*** RECORDS SUPPLIED

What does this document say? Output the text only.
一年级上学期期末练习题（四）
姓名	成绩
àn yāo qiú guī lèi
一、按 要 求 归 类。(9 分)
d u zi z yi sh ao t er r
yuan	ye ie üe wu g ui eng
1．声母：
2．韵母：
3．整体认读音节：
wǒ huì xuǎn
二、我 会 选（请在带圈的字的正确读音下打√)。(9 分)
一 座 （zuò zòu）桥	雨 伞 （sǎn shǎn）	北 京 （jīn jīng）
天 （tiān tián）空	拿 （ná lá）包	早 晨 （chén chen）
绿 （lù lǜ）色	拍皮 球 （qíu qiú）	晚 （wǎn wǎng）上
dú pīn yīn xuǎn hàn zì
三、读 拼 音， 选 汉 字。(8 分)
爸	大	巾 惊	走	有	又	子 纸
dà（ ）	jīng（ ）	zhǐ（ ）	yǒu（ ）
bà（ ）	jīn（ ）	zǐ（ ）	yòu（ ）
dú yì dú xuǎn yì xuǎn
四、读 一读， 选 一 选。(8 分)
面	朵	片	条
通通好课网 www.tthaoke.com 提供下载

******

TASK REQUIREMENTS:
Repeat the material from above exactly, word for word.

THE RESPONSE:
What does this document say? Output the text only.
一年级上学期期末练习题（四）
姓名	成绩
àn yāo qiú guī lèi
一、按 要 求 归 类。(9 分)
d u zi z yi sh ao t er r
yuan	ye ie üe wu g ui eng
1．声母：
2．韵母：
3．整体认读音节：
wǒ huì xuǎn
二、我 会 选（请在带圈的字的正确读音下打√)。(9 分)
一 座 （zuò zòu）桥	雨 伞 （sǎn shǎn）	北 京 （jīn jīng）
天 （tiān tián）空	拿 （ná lá）包	早 晨 （chén chen）
绿 （lù lǜ）色	拍皮 球 （qíu qiú）	晚 （wǎn wǎng）上
dú pīn yīn xuǎn hàn zì
三、读 拼 音， 选 汉 字。(8 分)
爸	大	巾 惊	走	有	又	子 纸
dà（ ）	jīng（ ）	zhǐ（ ）	yǒu（ ）
bà（ ）	jīn（ ）	zǐ（ ）	yòu（ ）
dú yì dú xuǎn yì xuǎn
四、读 一读， 选 一 选。(8 分)
面	朵	片	条
通通好课网 www.tthaoke.com 提供下载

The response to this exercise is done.